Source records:
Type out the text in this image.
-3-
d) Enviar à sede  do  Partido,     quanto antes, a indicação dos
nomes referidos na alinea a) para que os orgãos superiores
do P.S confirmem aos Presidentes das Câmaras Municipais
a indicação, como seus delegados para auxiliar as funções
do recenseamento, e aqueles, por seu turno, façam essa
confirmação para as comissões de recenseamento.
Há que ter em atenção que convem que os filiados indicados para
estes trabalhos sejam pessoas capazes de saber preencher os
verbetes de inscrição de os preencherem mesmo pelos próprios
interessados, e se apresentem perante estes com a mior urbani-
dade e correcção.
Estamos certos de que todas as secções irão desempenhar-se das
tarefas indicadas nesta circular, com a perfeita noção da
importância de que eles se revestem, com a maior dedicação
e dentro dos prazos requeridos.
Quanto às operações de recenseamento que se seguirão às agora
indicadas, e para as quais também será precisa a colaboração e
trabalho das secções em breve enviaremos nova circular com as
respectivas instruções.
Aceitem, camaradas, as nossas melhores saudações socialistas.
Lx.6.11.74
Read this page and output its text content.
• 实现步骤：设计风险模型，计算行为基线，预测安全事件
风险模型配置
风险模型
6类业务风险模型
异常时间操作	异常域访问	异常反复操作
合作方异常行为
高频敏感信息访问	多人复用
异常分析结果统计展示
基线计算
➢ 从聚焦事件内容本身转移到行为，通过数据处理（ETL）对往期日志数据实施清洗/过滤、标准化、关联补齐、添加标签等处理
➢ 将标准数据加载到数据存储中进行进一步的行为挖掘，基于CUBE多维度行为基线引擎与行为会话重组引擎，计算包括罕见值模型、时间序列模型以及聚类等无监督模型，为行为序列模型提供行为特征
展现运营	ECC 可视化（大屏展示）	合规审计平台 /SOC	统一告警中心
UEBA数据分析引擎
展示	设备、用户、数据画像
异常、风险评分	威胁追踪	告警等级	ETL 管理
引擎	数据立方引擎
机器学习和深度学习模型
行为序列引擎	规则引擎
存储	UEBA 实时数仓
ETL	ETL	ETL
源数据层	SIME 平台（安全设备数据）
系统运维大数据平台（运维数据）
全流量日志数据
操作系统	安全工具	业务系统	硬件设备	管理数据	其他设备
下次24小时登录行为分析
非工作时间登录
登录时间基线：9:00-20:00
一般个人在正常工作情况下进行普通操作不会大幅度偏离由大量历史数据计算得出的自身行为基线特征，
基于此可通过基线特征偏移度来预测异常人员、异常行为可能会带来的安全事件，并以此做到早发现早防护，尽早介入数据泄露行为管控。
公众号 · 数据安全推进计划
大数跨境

Given problem: How many lines of the data hold the string "estes"? Reply with the number alone.

Finished exercise: 2